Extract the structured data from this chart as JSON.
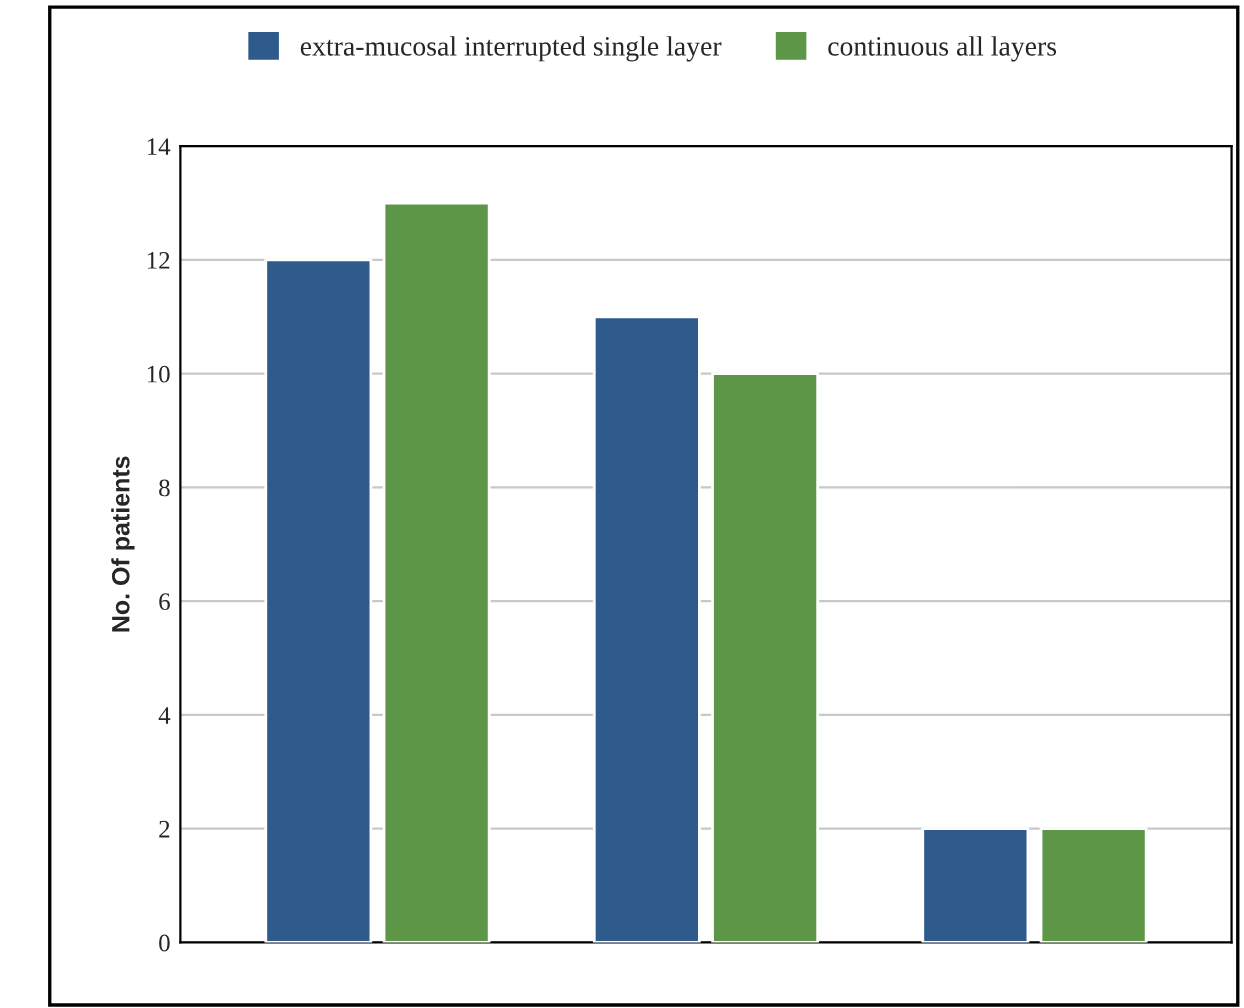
{
  "chart_data": {
    "type": "bar",
    "ylabel": "No. Of patients",
    "categories": [
      null,
      null,
      null
    ],
    "series": [
      {
        "name": "extra-mucosal interrupted single layer",
        "color": "#2e5a8c",
        "values": [
          12,
          11,
          2
        ]
      },
      {
        "name": "continuous all layers",
        "color": "#5e9648",
        "values": [
          13,
          10,
          2
        ]
      }
    ],
    "ylim": [
      0,
      14
    ],
    "yticks": [
      0,
      2,
      4,
      6,
      8,
      10,
      12,
      14
    ],
    "grid": "y",
    "legend": "top"
  }
}
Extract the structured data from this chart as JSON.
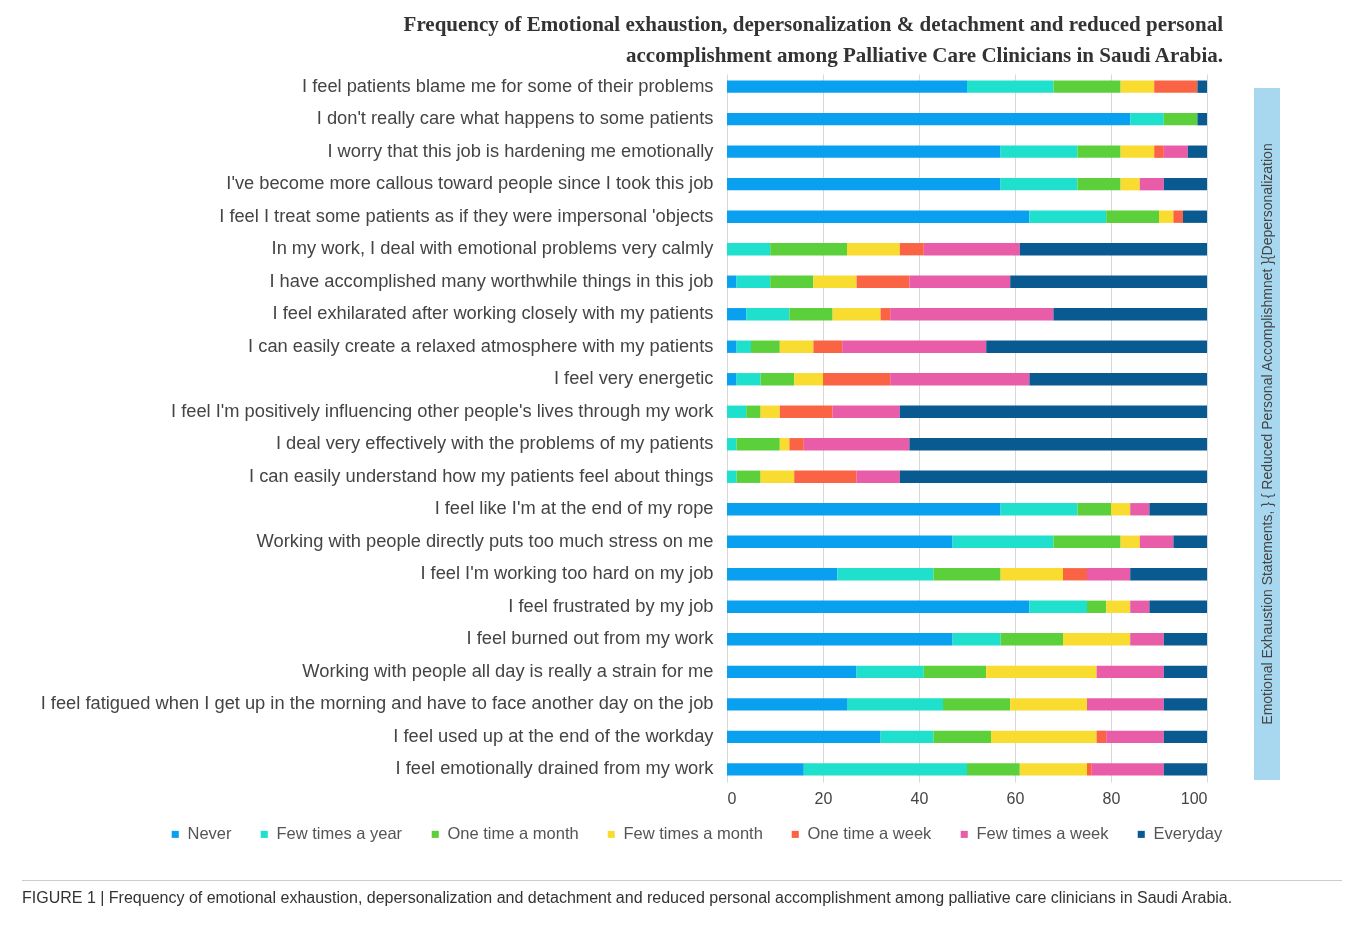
{
  "chart_data": {
    "type": "bar",
    "orientation": "horizontal",
    "stacked": true,
    "title": "Frequency of Emotional exhaustion, depersonalization & detachment and reduced personal accomplishment among Palliative Care Clinicians in Saudi Arabia.",
    "categories": [
      "I feel patients blame me for some of their problems",
      "I don't really care what happens to some patients",
      "I worry that this job is hardening me emotionally",
      "I've become more callous toward people since I took this job",
      "I feel I treat some patients as if they were impersonal 'objects",
      "In my work, I deal with emotional problems very calmly",
      "I have accomplished many worthwhile things in this job",
      "I feel exhilarated after working closely with my patients",
      "I can easily create a relaxed atmosphere with my patients",
      "I feel very energetic",
      "I feel I'm positively influencing other people's lives through my work",
      "I deal very effectively with the problems of my patients",
      "I can easily understand how my patients feel about things",
      "I feel like I'm at the end of my rope",
      "Working with people directly puts too much stress on me",
      "I feel I'm working too hard on my job",
      "I feel frustrated by my job",
      "I feel burned out from my work",
      "Working with people all day is really a strain for me",
      "I feel fatigued when I get up in the morning and have to face another day on the job",
      "I feel used up at the end of the workday",
      "I feel emotionally drained from my work"
    ],
    "series": [
      {
        "name": "Never",
        "color": "#0aa0f0",
        "values": [
          50,
          84,
          57,
          57,
          63,
          0,
          2,
          4,
          2,
          2,
          0,
          0,
          0,
          57,
          47,
          23,
          63,
          47,
          27,
          25,
          32,
          16
        ]
      },
      {
        "name": "Few times a year",
        "color": "#1ee0cc",
        "values": [
          18,
          7,
          16,
          16,
          16,
          9,
          7,
          9,
          3,
          5,
          4,
          2,
          2,
          16,
          21,
          20,
          12,
          10,
          14,
          20,
          11,
          34
        ]
      },
      {
        "name": "One time a month",
        "color": "#5cd03a",
        "values": [
          14,
          7,
          9,
          9,
          11,
          16,
          9,
          9,
          6,
          7,
          3,
          9,
          5,
          7,
          14,
          14,
          4,
          13,
          13,
          14,
          12,
          11
        ]
      },
      {
        "name": "Few times a month",
        "color": "#f8dc30",
        "values": [
          7,
          0,
          7,
          4,
          3,
          11,
          9,
          10,
          7,
          6,
          4,
          2,
          7,
          4,
          4,
          13,
          5,
          14,
          23,
          16,
          22,
          14
        ]
      },
      {
        "name": "One time a week",
        "color": "#fa6444",
        "values": [
          9,
          0,
          2,
          0,
          2,
          5,
          11,
          2,
          6,
          14,
          11,
          3,
          13,
          0,
          0,
          5,
          0,
          0,
          0,
          0,
          2,
          1
        ]
      },
      {
        "name": "Few times a week",
        "color": "#e85ca8",
        "values": [
          0,
          0,
          5,
          5,
          0,
          20,
          21,
          34,
          30,
          29,
          14,
          22,
          9,
          4,
          7,
          9,
          4,
          7,
          14,
          16,
          12,
          15
        ]
      },
      {
        "name": "Everyday",
        "color": "#0a5a92",
        "values": [
          2,
          2,
          4,
          9,
          5,
          39,
          41,
          32,
          46,
          37,
          64,
          62,
          64,
          12,
          7,
          16,
          12,
          9,
          9,
          9,
          9,
          9
        ]
      }
    ],
    "xlim": [
      0,
      100
    ],
    "xticks": [
      0,
      20,
      40,
      60,
      80,
      100
    ],
    "grid": "x",
    "legend": "bottom",
    "annotations": [
      "Emotional  Exhaustion Statements, } { Reduced Personal Accomplishmnet }{Depersonalization",
      "FIGURE 1 | Frequency of emotional exhaustion, depersonalization and detachment and reduced personal accomplishment among palliative care clinicians in Saudi Arabia."
    ]
  }
}
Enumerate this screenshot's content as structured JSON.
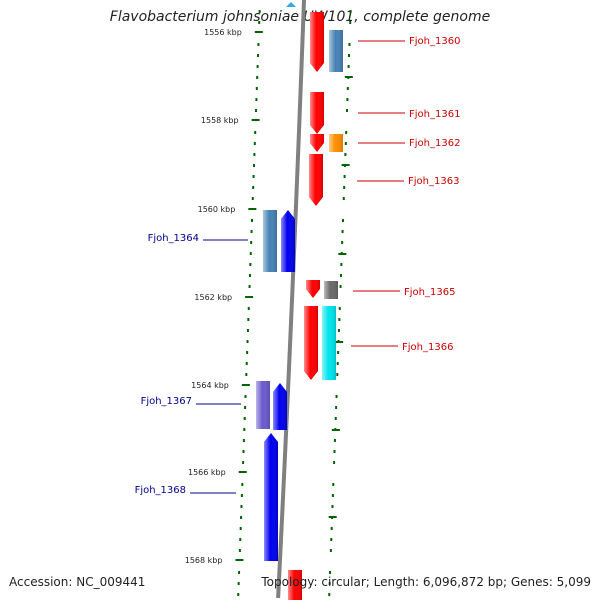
{
  "title": "Flavobacterium johnsoniae UW101, complete genome",
  "footer": {
    "accession": "Accession: NC_009441",
    "topology": "Topology: circular; Length: 6,096,872 bp; Genes: 5,099"
  },
  "kbp_labels": [
    "1556 kbp",
    "1558 kbp",
    "1560 kbp",
    "1562 kbp",
    "1564 kbp",
    "1566 kbp",
    "1568 kbp"
  ],
  "colors": {
    "red": "#ff0000",
    "steelblue": "#4682b4",
    "orange": "#ff8c00",
    "blue": "#0000ee",
    "gray": "#696969",
    "cyan": "#00e5ee",
    "slateblue": "#6a5acd",
    "tick": "#006400",
    "label_right": "#cc0000",
    "label_left": "#00008b",
    "backbone": "#808080"
  },
  "genes": [
    {
      "label": "Fjoh_1360",
      "side": "right"
    },
    {
      "label": "Fjoh_1361",
      "side": "right"
    },
    {
      "label": "Fjoh_1362",
      "side": "right"
    },
    {
      "label": "Fjoh_1363",
      "side": "right"
    },
    {
      "label": "Fjoh_1364",
      "side": "left"
    },
    {
      "label": "Fjoh_1365",
      "side": "right"
    },
    {
      "label": "Fjoh_1366",
      "side": "right"
    },
    {
      "label": "Fjoh_1367",
      "side": "left"
    },
    {
      "label": "Fjoh_1368",
      "side": "left"
    }
  ]
}
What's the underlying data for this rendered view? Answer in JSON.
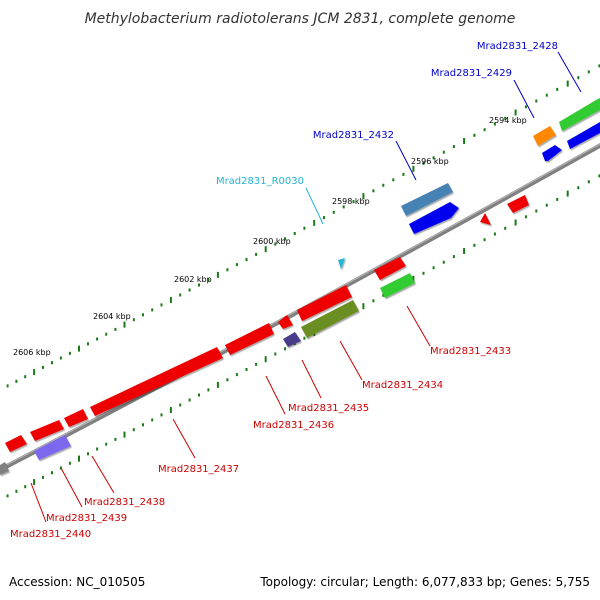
{
  "title": "Methylobacterium radiotolerans JCM 2831, complete genome",
  "footer": {
    "accession": "Accession: NC_010505",
    "summary": "Topology: circular; Length: 6,077,833 bp; Genes: 5,755"
  },
  "colors": {
    "backbone": "#808080",
    "tick": "#1a7a1a",
    "label_forward": "#0000c8",
    "label_reverse": "#cc0000",
    "label_rna": "#22b5d5"
  },
  "scale_ticks": [
    "2594 kbp",
    "2596 kbp",
    "2598 kbp",
    "2600 kbp",
    "2602 kbp",
    "2604 kbp",
    "2606 kbp"
  ],
  "gene_labels": [
    {
      "text": "Mrad2831_2428",
      "strand": "forward"
    },
    {
      "text": "Mrad2831_2429",
      "strand": "forward"
    },
    {
      "text": "Mrad2831_2432",
      "strand": "forward"
    },
    {
      "text": "Mrad2831_R0030",
      "strand": "rna"
    },
    {
      "text": "Mrad2831_2433",
      "strand": "reverse"
    },
    {
      "text": "Mrad2831_2434",
      "strand": "reverse"
    },
    {
      "text": "Mrad2831_2435",
      "strand": "reverse"
    },
    {
      "text": "Mrad2831_2436",
      "strand": "reverse"
    },
    {
      "text": "Mrad2831_2437",
      "strand": "reverse"
    },
    {
      "text": "Mrad2831_2438",
      "strand": "reverse"
    },
    {
      "text": "Mrad2831_2439",
      "strand": "reverse"
    },
    {
      "text": "Mrad2831_2440",
      "strand": "reverse"
    }
  ],
  "features": [
    {
      "name": "gene-2428",
      "color": "#33cc33"
    },
    {
      "name": "gene-2428-blue",
      "color": "#0000ee"
    },
    {
      "name": "gene-2429",
      "color": "#ff8800"
    },
    {
      "name": "gene-2429-blue",
      "color": "#0000ee"
    },
    {
      "name": "gene-2432",
      "color": "#4682b4"
    },
    {
      "name": "gene-2432-blue",
      "color": "#0000ee"
    },
    {
      "name": "gene-red-a",
      "color": "#ee0000"
    },
    {
      "name": "gene-red-b",
      "color": "#ee0000"
    },
    {
      "name": "gene-R0030",
      "color": "#22b5d5"
    },
    {
      "name": "gene-2433-red",
      "color": "#ee0000"
    },
    {
      "name": "gene-2433",
      "color": "#33cc33"
    },
    {
      "name": "gene-2434-red",
      "color": "#ee0000"
    },
    {
      "name": "gene-2434",
      "color": "#6b8e23"
    },
    {
      "name": "gene-2435-red",
      "color": "#ee0000"
    },
    {
      "name": "gene-2435",
      "color": "#483d8b"
    },
    {
      "name": "gene-2436",
      "color": "#ee0000"
    },
    {
      "name": "gene-2437",
      "color": "#ee0000"
    },
    {
      "name": "gene-2438",
      "color": "#ee0000"
    },
    {
      "name": "gene-2439-red",
      "color": "#ee0000"
    },
    {
      "name": "gene-2439",
      "color": "#7b68ee"
    },
    {
      "name": "gene-2440-red",
      "color": "#ee0000"
    },
    {
      "name": "gene-2440",
      "color": "#808080"
    }
  ]
}
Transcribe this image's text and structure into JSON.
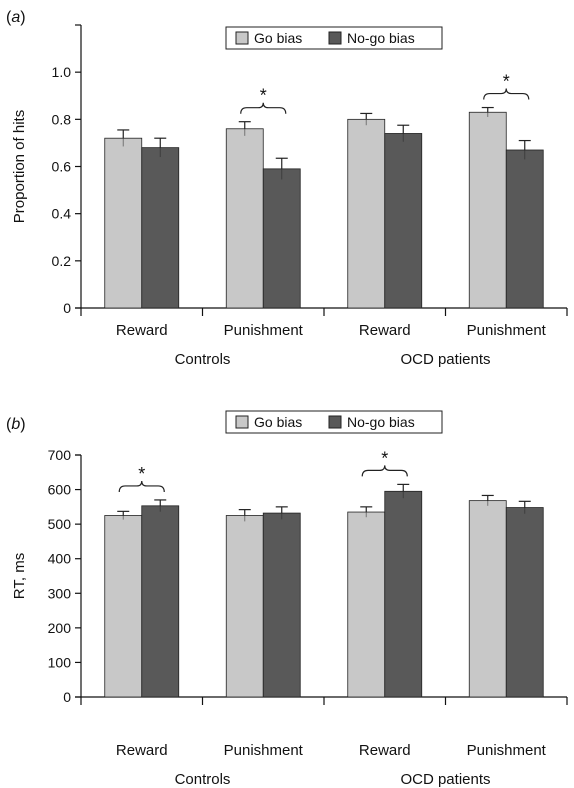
{
  "figure": {
    "colors": {
      "go": "#c8c8c8",
      "nogo": "#595959",
      "axis": "#111111",
      "outline": "#222222"
    }
  },
  "chart_data": [
    {
      "type": "bar",
      "panel_label": "a",
      "title": "",
      "xlabel": "",
      "ylabel": "Proportion of hits",
      "ylim": [
        0,
        1.2
      ],
      "yticks": [
        "0",
        "0.2",
        "0.4",
        "0.6",
        "0.8",
        "1.0"
      ],
      "ytick_values": [
        0,
        0.2,
        0.4,
        0.6,
        0.8,
        1.0
      ],
      "categories": [
        "Reward",
        "Punishment",
        "Reward",
        "Punishment"
      ],
      "groups": [
        "Controls",
        "OCD patients"
      ],
      "legend": [
        "Go bias",
        "No-go bias"
      ],
      "legend_position": "top-center",
      "grid": false,
      "series": [
        {
          "name": "Go bias",
          "values": [
            0.72,
            0.76,
            0.8,
            0.83
          ],
          "errors": [
            0.035,
            0.03,
            0.025,
            0.02
          ]
        },
        {
          "name": "No-go bias",
          "values": [
            0.68,
            0.59,
            0.74,
            0.67
          ],
          "errors": [
            0.04,
            0.045,
            0.035,
            0.04
          ]
        }
      ],
      "significance": [
        {
          "category": 1,
          "label": "*"
        },
        {
          "category": 3,
          "label": "*"
        }
      ]
    },
    {
      "type": "bar",
      "panel_label": "b",
      "title": "",
      "xlabel": "",
      "ylabel": "RT, ms",
      "ylim": [
        0,
        700
      ],
      "yticks": [
        "0",
        "100",
        "200",
        "300",
        "400",
        "500",
        "600",
        "700"
      ],
      "ytick_values": [
        0,
        100,
        200,
        300,
        400,
        500,
        600,
        700
      ],
      "categories": [
        "Reward",
        "Punishment",
        "Reward",
        "Punishment"
      ],
      "groups": [
        "Controls",
        "OCD patients"
      ],
      "legend": [
        "Go bias",
        "No-go bias"
      ],
      "legend_position": "top-center",
      "grid": false,
      "series": [
        {
          "name": "Go bias",
          "values": [
            525,
            525,
            535,
            568
          ],
          "errors": [
            12,
            17,
            15,
            15
          ]
        },
        {
          "name": "No-go bias",
          "values": [
            553,
            532,
            595,
            548
          ],
          "errors": [
            17,
            18,
            20,
            18
          ]
        }
      ],
      "significance": [
        {
          "category": 0,
          "label": "*"
        },
        {
          "category": 2,
          "label": "*"
        }
      ]
    }
  ]
}
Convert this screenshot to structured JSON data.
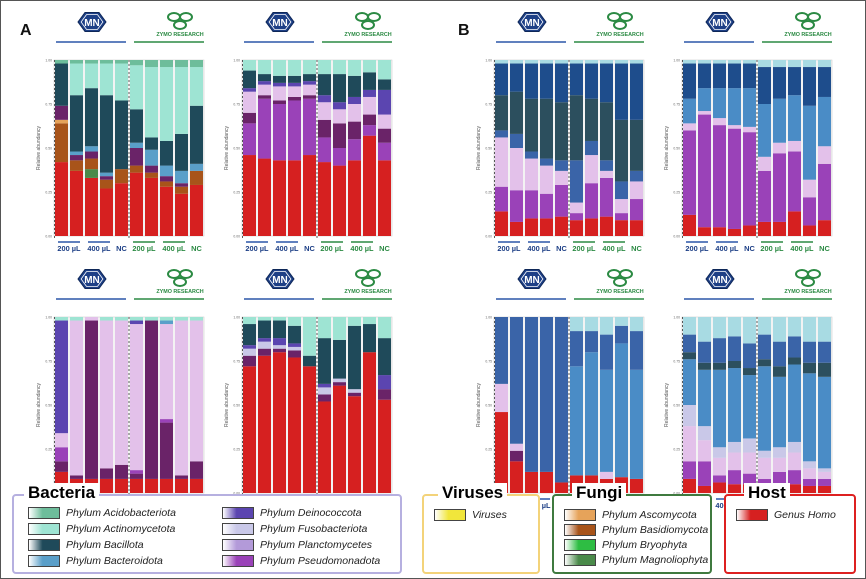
------------------------------------------------------------
Exercise brief: Tally each line above that includes "month". Reply with the total only.

Exercise result: 2